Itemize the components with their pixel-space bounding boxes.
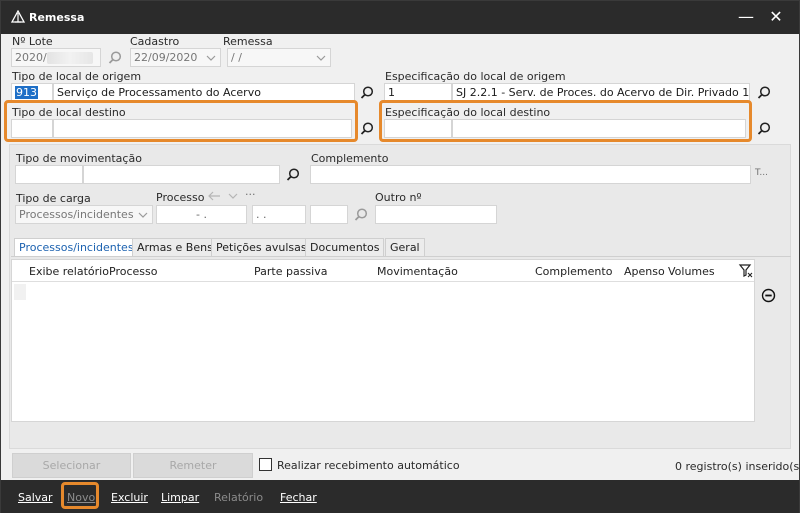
espec-destino-code-field[interactable] <box>384 119 452 138</box>
window-title: Remessa <box>29 11 85 24</box>
tipo-movimentacao-desc-field[interactable] <box>83 165 280 184</box>
limpar-button[interactable]: Limpar <box>161 491 199 504</box>
remove-row-icon[interactable] <box>761 288 776 303</box>
tipo-origem-label: Tipo de local de origem <box>12 70 142 83</box>
search-icon[interactable] <box>359 121 375 137</box>
filter-icon[interactable] <box>738 263 754 279</box>
col-movimentacao[interactable]: Movimentação <box>377 265 458 278</box>
col-volumes[interactable]: Volumes <box>668 265 715 278</box>
tab-peticoes[interactable]: Petições avulsas <box>211 238 312 257</box>
relatorio-button[interactable]: Relatório <box>214 491 263 504</box>
remessa-field[interactable]: / / <box>227 48 331 67</box>
chevron-down-icon[interactable] <box>137 208 149 221</box>
fechar-button[interactable]: Fechar <box>280 491 317 504</box>
processo-more-button[interactable]: ··· <box>245 188 256 201</box>
undo-arrow-icon[interactable] <box>208 190 222 202</box>
tab-divider <box>11 256 791 257</box>
cadastro-label: Cadastro <box>130 35 180 48</box>
outro-numero-label: Outro nº <box>375 191 422 204</box>
excluir-button[interactable]: Excluir <box>111 491 148 504</box>
search-icon[interactable] <box>756 85 772 101</box>
lote-label: Nº Lote <box>12 35 53 48</box>
complemento-field[interactable] <box>310 165 751 184</box>
col-apenso[interactable]: Apenso <box>624 265 665 278</box>
tipo-movimentacao-label: Tipo de movimentação <box>16 152 142 165</box>
auto-receive-checkbox[interactable] <box>259 458 272 471</box>
remeter-button[interactable]: Remeter <box>133 453 253 478</box>
lote-field[interactable]: 2020/ <box>11 48 101 67</box>
search-icon[interactable] <box>107 50 123 66</box>
chevron-down-icon[interactable] <box>226 190 240 202</box>
col-processo[interactable]: Processo <box>109 265 157 278</box>
espec-origem-label: Especificação do local de origem <box>385 70 566 83</box>
espec-destino-desc-field[interactable] <box>452 119 746 138</box>
chevron-down-icon[interactable] <box>315 51 327 64</box>
salvar-button[interactable]: Salvar <box>18 491 53 504</box>
novo-button[interactable]: Novo <box>67 491 95 504</box>
tipo-carga-label: Tipo de carga <box>16 192 91 205</box>
close-button[interactable]: ✕ <box>761 6 791 28</box>
scales-icon <box>10 10 26 23</box>
tipo-destino-code-field[interactable] <box>11 119 53 138</box>
search-icon[interactable] <box>756 121 772 137</box>
selecionar-button[interactable]: Selecionar <box>12 453 131 478</box>
grid-header: Exibe relatório Processo Parte passiva M… <box>12 260 754 282</box>
col-exibe-relatorio[interactable]: Exibe relatório <box>29 265 109 278</box>
auto-receive-label: Realizar recebimento automático <box>277 459 460 472</box>
tipo-destino-desc-field[interactable] <box>53 119 352 138</box>
tipo-destino-label: Tipo de local destino <box>12 106 126 119</box>
tab-processos[interactable]: Processos/incidentes <box>14 238 139 257</box>
tab-documentos[interactable]: Documentos <box>305 238 385 257</box>
col-parte-passiva[interactable]: Parte passiva <box>254 265 327 278</box>
processo-number-field[interactable]: - . <box>156 205 247 224</box>
processo-label: Processo <box>156 191 205 204</box>
redacted-value <box>46 52 93 64</box>
complemento-ellipsis[interactable]: T... <box>755 168 768 178</box>
title-bar: Remessa — ✕ <box>1 1 799 34</box>
tipo-movimentacao-code-field[interactable] <box>15 165 83 184</box>
search-icon[interactable] <box>353 207 369 223</box>
cadastro-field[interactable]: 22/09/2020 <box>130 48 221 67</box>
bottom-toolbar: Salvar Novo Excluir Limpar Relatório Fec… <box>1 480 799 513</box>
outro-numero-field[interactable] <box>375 205 497 224</box>
minimize-button[interactable]: — <box>731 6 761 28</box>
chevron-down-icon[interactable] <box>205 51 217 64</box>
search-icon[interactable] <box>285 167 301 183</box>
tipo-carga-select[interactable]: Processos/incidentes <box>15 205 153 224</box>
processo-digit-field[interactable]: . . <box>252 205 306 224</box>
processo-extra-field[interactable] <box>310 205 348 224</box>
remessa-label: Remessa <box>223 35 273 48</box>
processos-grid[interactable]: Exibe relatório Processo Parte passiva M… <box>11 259 755 422</box>
search-icon[interactable] <box>359 85 375 101</box>
records-count: 0 registro(s) inserido(s) <box>675 460 800 473</box>
tab-geral[interactable]: Geral <box>385 238 425 257</box>
tab-armas-bens[interactable]: Armas e Bens <box>132 238 218 257</box>
col-complemento[interactable]: Complemento <box>535 265 612 278</box>
row-indicator <box>14 284 26 300</box>
remessa-window: Remessa — ✕ Nº Lote 2020/ Cadastro 22/09… <box>0 0 800 513</box>
espec-destino-label: Especificação do local destino <box>385 106 551 119</box>
complemento-label: Complemento <box>311 152 389 165</box>
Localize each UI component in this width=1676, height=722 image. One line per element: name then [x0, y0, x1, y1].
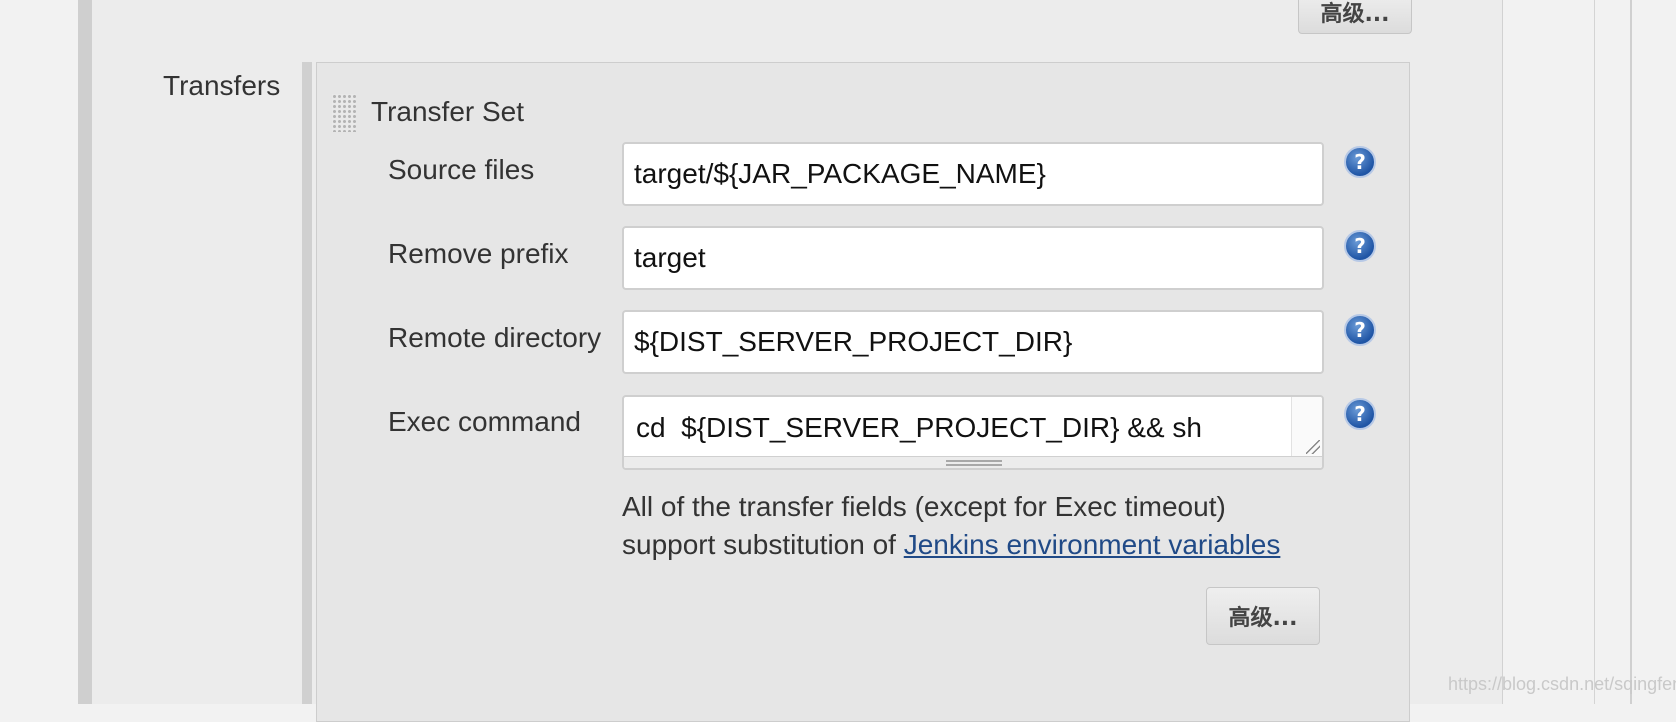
remove-prefix-input[interactable] — [622, 226, 1324, 290]
textarea-resize-bar[interactable] — [624, 456, 1322, 468]
source-files-label: Source files — [388, 154, 535, 185]
note-line-2-text: support substitution of — [622, 529, 904, 560]
transfer-set-repeat-bar — [302, 62, 312, 704]
help-icon[interactable]: ? — [1344, 398, 1376, 430]
help-icon[interactable]: ? — [1344, 230, 1376, 262]
jenkins-env-vars-link[interactable]: Jenkins environment variables — [904, 529, 1281, 560]
watermark: https://blog.csdn.net/sqingfeng — [1448, 674, 1676, 694]
divider — [1594, 0, 1595, 704]
note-line-2: support substitution of Jenkins environm… — [622, 526, 1342, 564]
advanced-button[interactable]: 高级... — [1206, 587, 1320, 645]
drag-handle-icon[interactable] — [332, 94, 356, 132]
advanced-button-top[interactable]: 高级... — [1298, 0, 1412, 34]
note-line-1: All of the transfer fields (except for E… — [622, 491, 1226, 522]
transfers-label: Transfers — [163, 70, 281, 101]
exec-command-field: cd ${DIST_SERVER_PROJECT_DIR} && sh — [622, 395, 1324, 470]
outer-repeat-bar — [78, 0, 92, 704]
remote-directory-label: Remote directory — [388, 322, 602, 353]
divider — [1630, 0, 1632, 704]
grip-icon — [946, 460, 1002, 466]
transfer-set-title: Transfer Set — [371, 96, 525, 127]
exec-command-label: Exec command — [388, 406, 581, 437]
substitution-note: All of the transfer fields (except for E… — [622, 488, 1342, 564]
resize-handle-icon[interactable] — [1306, 440, 1320, 454]
remove-prefix-label: Remove prefix — [388, 238, 569, 269]
exec-command-textarea[interactable]: cd ${DIST_SERVER_PROJECT_DIR} && sh — [624, 397, 1290, 459]
help-icon[interactable]: ? — [1344, 146, 1376, 178]
source-files-input[interactable] — [622, 142, 1324, 206]
remote-directory-input[interactable] — [622, 310, 1324, 374]
help-icon[interactable]: ? — [1344, 314, 1376, 346]
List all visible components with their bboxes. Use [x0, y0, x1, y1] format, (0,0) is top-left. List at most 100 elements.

_Objective_: Return the lines of the listing unchanged, starting with the line containing "remove-prefix-input[interactable] — [622, 226, 1324, 290]" and ending after the line containing "transfer-set-title: Transfer Set".

_Finished answer_:
remove-prefix-input[interactable] — [622, 226, 1324, 290]
textarea-resize-bar[interactable] — [624, 456, 1322, 468]
source-files-label: Source files — [388, 154, 535, 185]
note-line-2-text: support substitution of — [622, 529, 904, 560]
transfer-set-repeat-bar — [302, 62, 312, 704]
help-icon[interactable]: ? — [1344, 398, 1376, 430]
help-icon[interactable]: ? — [1344, 230, 1376, 262]
jenkins-env-vars-link[interactable]: Jenkins environment variables — [904, 529, 1281, 560]
watermark: https://blog.csdn.net/sqingfeng — [1448, 674, 1676, 694]
divider — [1594, 0, 1595, 704]
note-line-2: support substitution of Jenkins environm… — [622, 526, 1342, 564]
advanced-button[interactable]: 高级... — [1206, 587, 1320, 645]
drag-handle-icon[interactable] — [332, 94, 356, 132]
advanced-button-top[interactable]: 高级... — [1298, 0, 1412, 34]
note-line-1: All of the transfer fields (except for E… — [622, 491, 1226, 522]
transfers-label: Transfers — [163, 70, 281, 101]
exec-command-field: cd ${DIST_SERVER_PROJECT_DIR} && sh — [622, 395, 1324, 470]
outer-repeat-bar — [78, 0, 92, 704]
remote-directory-label: Remote directory — [388, 322, 602, 353]
divider — [1630, 0, 1632, 704]
grip-icon — [946, 460, 1002, 466]
transfer-set-title: Transfer Set — [371, 96, 525, 127]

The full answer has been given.